#### Task to carry out
Set down each line of the data below exactly as it stands, dropping the pictures.

#### Data
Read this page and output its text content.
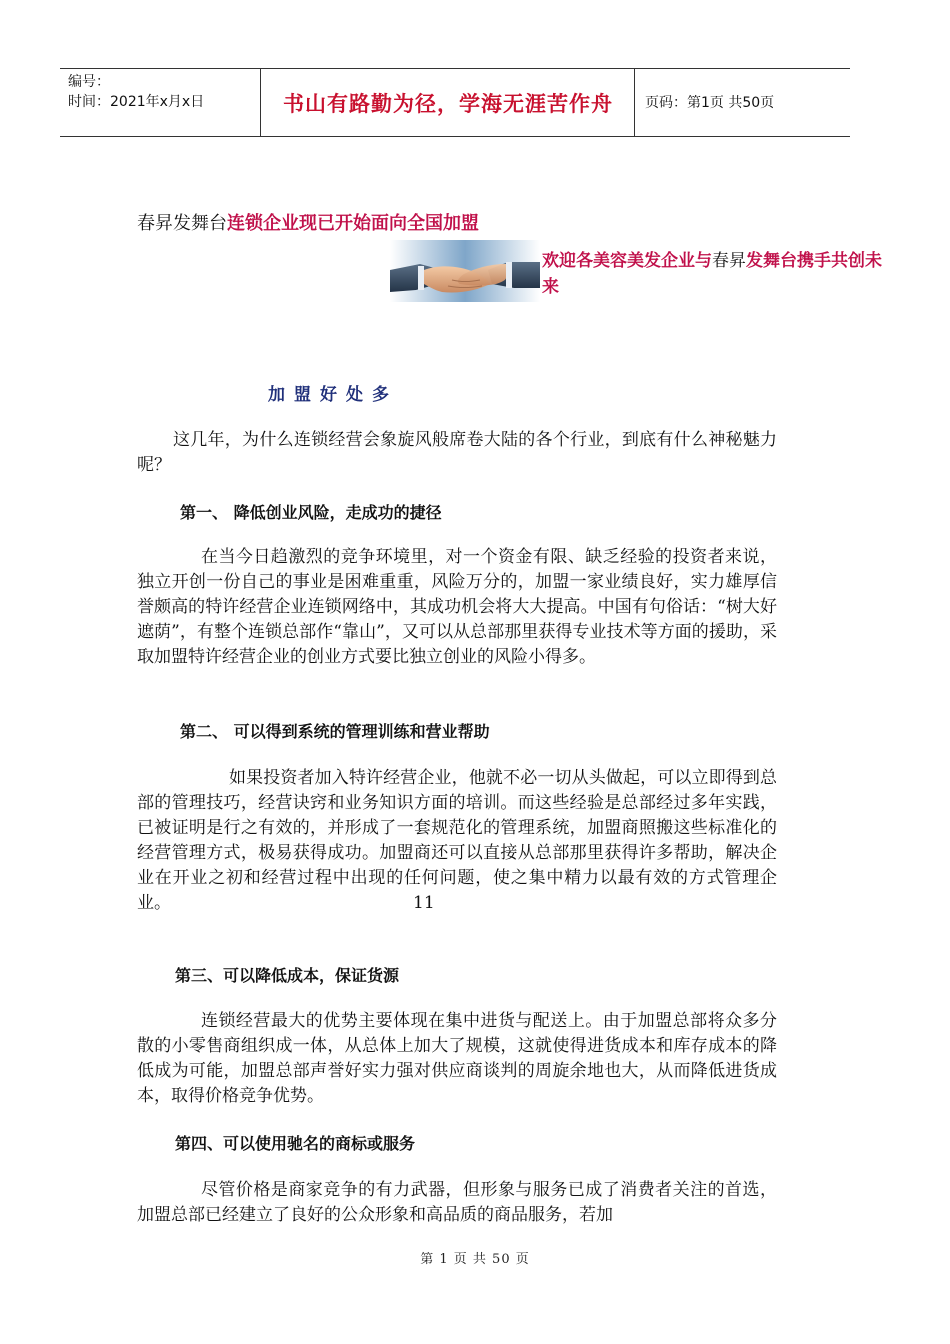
编号：
时间：2021年x月x日	书山有路勤为径，学海无涯苦作舟	页码：第1页 共50页
春昇发舞台连锁企业现已开始面向全国加盟
欢迎各美容美发企业与春昇发舞台携手共创未来
加盟好处多

这几年，为什么连锁经营会象旋风般席卷大陆的各个行业，到底有什么神秘魅力呢？

第一、 降低创业风险，走成功的捷径

在当今日趋激烈的竞争环境里，对一个资金有限、缺乏经验的投资者来说，独立开创一份自己的事业是困难重重，风险万分的，加盟一家业绩良好，实力雄厚信誉颇高的特许经营企业连锁网络中，其成功机会将大大提高。中国有句俗话：“树大好遮荫”，有整个连锁总部作“靠山”，又可以从总部那里获得专业技术等方面的援助，采取加盟特许经营企业的创业方式要比独立创业的风险小得多。

第二、 可以得到系统的管理训练和营业帮助

如果投资者加入特许经营企业，他就不必一切从头做起，可以立即得到总部的管理技巧，经营诀窍和业务知识方面的培训。而这些经验是总部经过多年实践，已被证明是行之有效的，并形成了一套规范化的管理系统，加盟商照搬这些标准化的经营管理方式，极易获得成功。加盟商还可以直接从总部那里获得许多帮助，解决企业在开业之初和经营过程中出现的任何问题，使之集中精力以最有效的方式管理企业。	11

第三、可以降低成本，保证货源

连锁经营最大的优势主要体现在集中进货与配送上。由于加盟总部将众多分散的小零售商组织成一体，从总体上加大了规模，这就使得进货成本和库存成本的降低成为可能，加盟总部声誉好实力强对供应商谈判的周旋余地也大，从而降低进货成本，取得价格竞争优势。

第四、可以使用驰名的商标或服务

尽管价格是商家竞争的有力武器，但形象与服务已成了消费者关注的首选， 加盟总部已经建立了良好的公众形象和高品质的商品服务，若加

第 1 页 共 50 页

#### Output for this exercise
Read this page and output its text content.
编号：
时间：2021年x月x日	书山有路勤为径，学海无涯苦作舟	页码：第1页 共50页
春昇发舞台连锁企业现已开始面向全国加盟
欢迎各美容美发企业与春昇发舞台携手共创未来
加盟好处多

这几年，为什么连锁经营会象旋风般席卷大陆的各个行业，到底有什么神秘魅力呢？

第一、 降低创业风险，走成功的捷径

在当今日趋激烈的竞争环境里，对一个资金有限、缺乏经验的投资者来说，独立开创一份自己的事业是困难重重，风险万分的，加盟一家业绩良好，实力雄厚信誉颇高的特许经营企业连锁网络中，其成功机会将大大提高。中国有句俗话：“树大好遮荫”，有整个连锁总部作“靠山”，又可以从总部那里获得专业技术等方面的援助，采取加盟特许经营企业的创业方式要比独立创业的风险小得多。

第二、 可以得到系统的管理训练和营业帮助

如果投资者加入特许经营企业，他就不必一切从头做起，可以立即得到总部的管理技巧，经营诀窍和业务知识方面的培训。而这些经验是总部经过多年实践，已被证明是行之有效的，并形成了一套规范化的管理系统，加盟商照搬这些标准化的经营管理方式，极易获得成功。加盟商还可以直接从总部那里获得许多帮助，解决企业在开业之初和经营过程中出现的任何问题，使之集中精力以最有效的方式管理企业。	11

第三、可以降低成本，保证货源

连锁经营最大的优势主要体现在集中进货与配送上。由于加盟总部将众多分散的小零售商组织成一体，从总体上加大了规模，这就使得进货成本和库存成本的降低成为可能，加盟总部声誉好实力强对供应商谈判的周旋余地也大，从而降低进货成本，取得价格竞争优势。

第四、可以使用驰名的商标或服务

尽管价格是商家竞争的有力武器，但形象与服务已成了消费者关注的首选， 加盟总部已经建立了良好的公众形象和高品质的商品服务，若加

第 1 页 共 50 页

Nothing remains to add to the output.